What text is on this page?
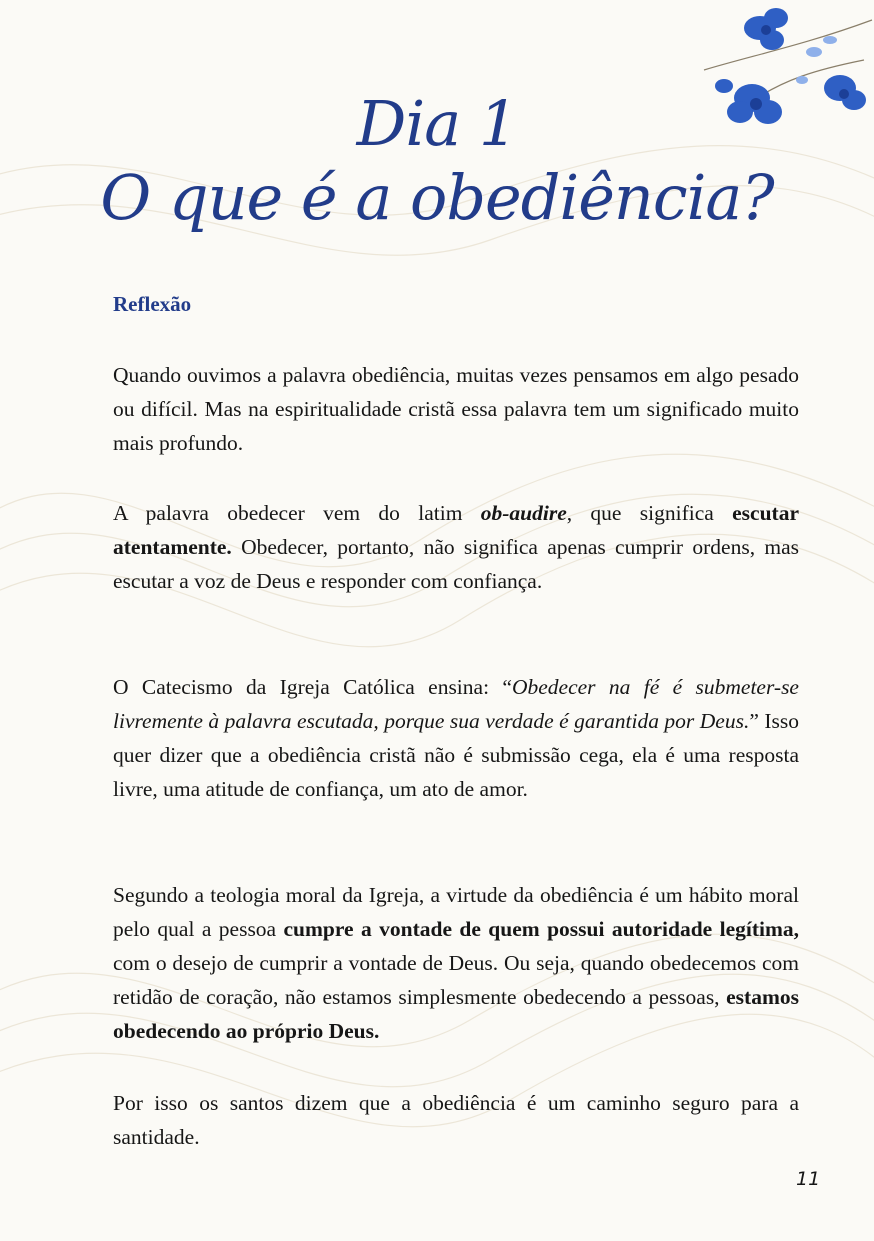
Dia 1
O que é a obediência?
Reflexão

Quando ouvimos a palavra obediência, muitas vezes pensamos em algo pesado ou difícil. Mas na espiritualidade cristã essa palavra tem um significado muito mais profundo.

A palavra obedecer vem do latim ob-audire, que significa escutar atentamente. Obedecer, portanto, não significa apenas cumprir ordens, mas escutar a voz de Deus e responder com confiança.

O Catecismo da Igreja Católica ensina: “Obedecer na fé é submeter-se livremente à palavra escutada, porque sua verdade é garantida por Deus.” Isso quer dizer que a obediência cristã não é submissão cega, ela é uma resposta livre, uma atitude de confiança, um ato de amor.

Segundo a teologia moral da Igreja, a virtude da obediência é um hábito moral pelo qual a pessoa cumpre a vontade de quem possui autoridade legítima, com o desejo de cumprir a vontade de Deus. Ou seja, quando obedecemos com retidão de coração, não estamos simplesmente obedecendo a pessoas, estamos obedecendo ao próprio Deus.

Por isso os santos dizem que a obediência é um caminho seguro para a santidade.

11
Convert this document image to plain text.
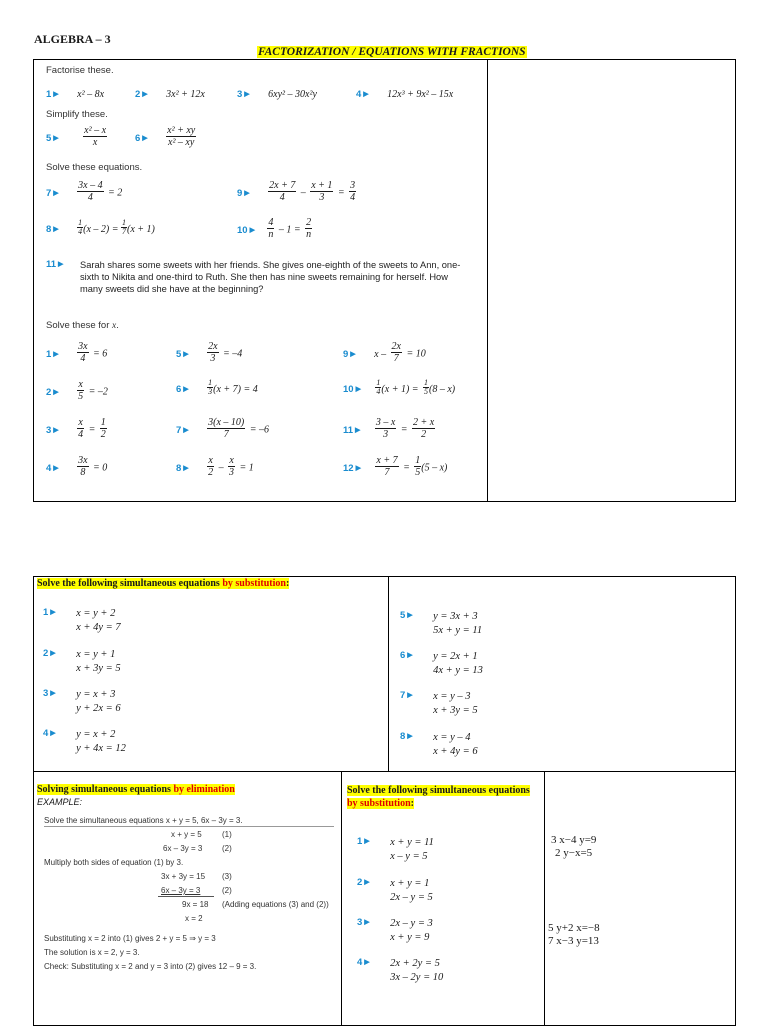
ALGEBRA – 3
FACTORIZATION / EQUATIONS WITH FRACTIONS
Factorise these.
1 ▶ x² – 8x	2 ▶ 3x² + 12x	3 ▶ 6xy² – 30x²y	4 ▶ 12x³ + 9x² – 15x
Simplify these.
5 ▶ $\frac{\text{x² – x}}{x}$	6 ▶ $\frac{\text{x² + xy}}{\text{x² – xy}}$
Solve these equations.
7 ▶ $\frac{3x - 4}{4} = 2$	9 ▶ $\frac{2x + 7}{4} - \frac{x + 1}{3} = \frac{3}{4}$
8 ▶ $\frac{1}{4} (x - 2) = \frac{1}{7} (x + 1)$	10 ▶ $\frac{4}{n} - 1 = \frac{2}{n}$
11 ▶ Sarah shares some sweets with her friends. She gives one-eighth of the sweets to Ann, one-sixth to Nikita and one-third to Ruth. She then has nine sweets remaining for herself. How many sweets did she have at the beginning?
Solve these for x.
1 ▶ $\frac{3x}{4} = 6$
2 ▶ $\frac{x}{5} = -2$
3 ▶ $\frac{x}{4} = \frac{1}{2}$
4 ▶ $\frac{3x}{8} = 0$
5 ▶ $\frac{2x}{3} = -4$
6 ▶ $\frac{1}{3} (x + 7) = 4$
7 ▶ $\frac{3(x - 10)}{7} = -6$
8 ▶ $\frac{x}{2} - \frac{x}{3} = 1$
9 ▶ $x - \frac{2x}{7} = 10$
10 ▶ $\frac{1}{4} (x + 1) = \frac{1}{5} (8 - x)$
11 ▶ $\frac{3 - x}{3} = \frac{2 + x}{2}$
12 ▶ $\frac{x + 7}{7} = \frac{1}{5} (5 - x)$
Solve the following simultaneous equations by substitution:
$^{1 ▶}$ x = y + 2
x + 4y = 7
$^{2 ▶}$ x = y + 1
x + 3y = 5
$^{3 ▶}$ y = x + 3
y + 2x = 6
$^{4 ▶}$ y = x + 2
y + 4x = 12
$^{5 ▶}$ y = 3x + 3
5x + y = 11
$^{6 ▶}$ y = 2x + 1
4x + y = 13
$^{7 ▶}$ x = y – 3
x + 3y = 5
$^{8 ▶}$ x = y – 4
x + 4y = 6
Solving simultaneous equations by elimination
EXAMPLE:
Solve the simultaneous equations x + y = 5, 6x – 3y = 3.
x + y = 5	(1)
6x – 3y = 3 (2)
Multiply both sides of equation (1) by 3.
3x + 3y = 15 (3)
6x – 3y = 3	(2)
9x = 18 (Adding equations (3) and (2))
x = 2
Substituting x = 2 into (1) gives 2 + y = 5 ⇒ y = 3
The solution is x = 2, y = 3.
Check: Substituting x = 2 and y = 3 into (2) gives 12 – 9 = 3.
Solve the following simultaneous equations by substitution:
$^{1 ▶}$ x + y = 11
x – y = 5
$^{2 ▶}$ x + y = 1
2x – y = 5
$^{3 ▶}$ 2x – y = 3
x + y = 9
$^{4 ▶}$ 2x + 2y = 5
3x – 2y = 10
3 x−4 y=9
2 y−x=5
5 y+2 x=−8
7 x−3 y=13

━━━━━━━━━━━━━━━━━━━━

**Written task**
Copy every line above that includes the string "text".

**Exercise answer**
What text is on this page?
Convert this document image to plain text.
5 ▶ $\frac{\text{x² – x}}{x}$	6 ▶ $\frac{\text{x² + xy}}{\text{x² – xy}}$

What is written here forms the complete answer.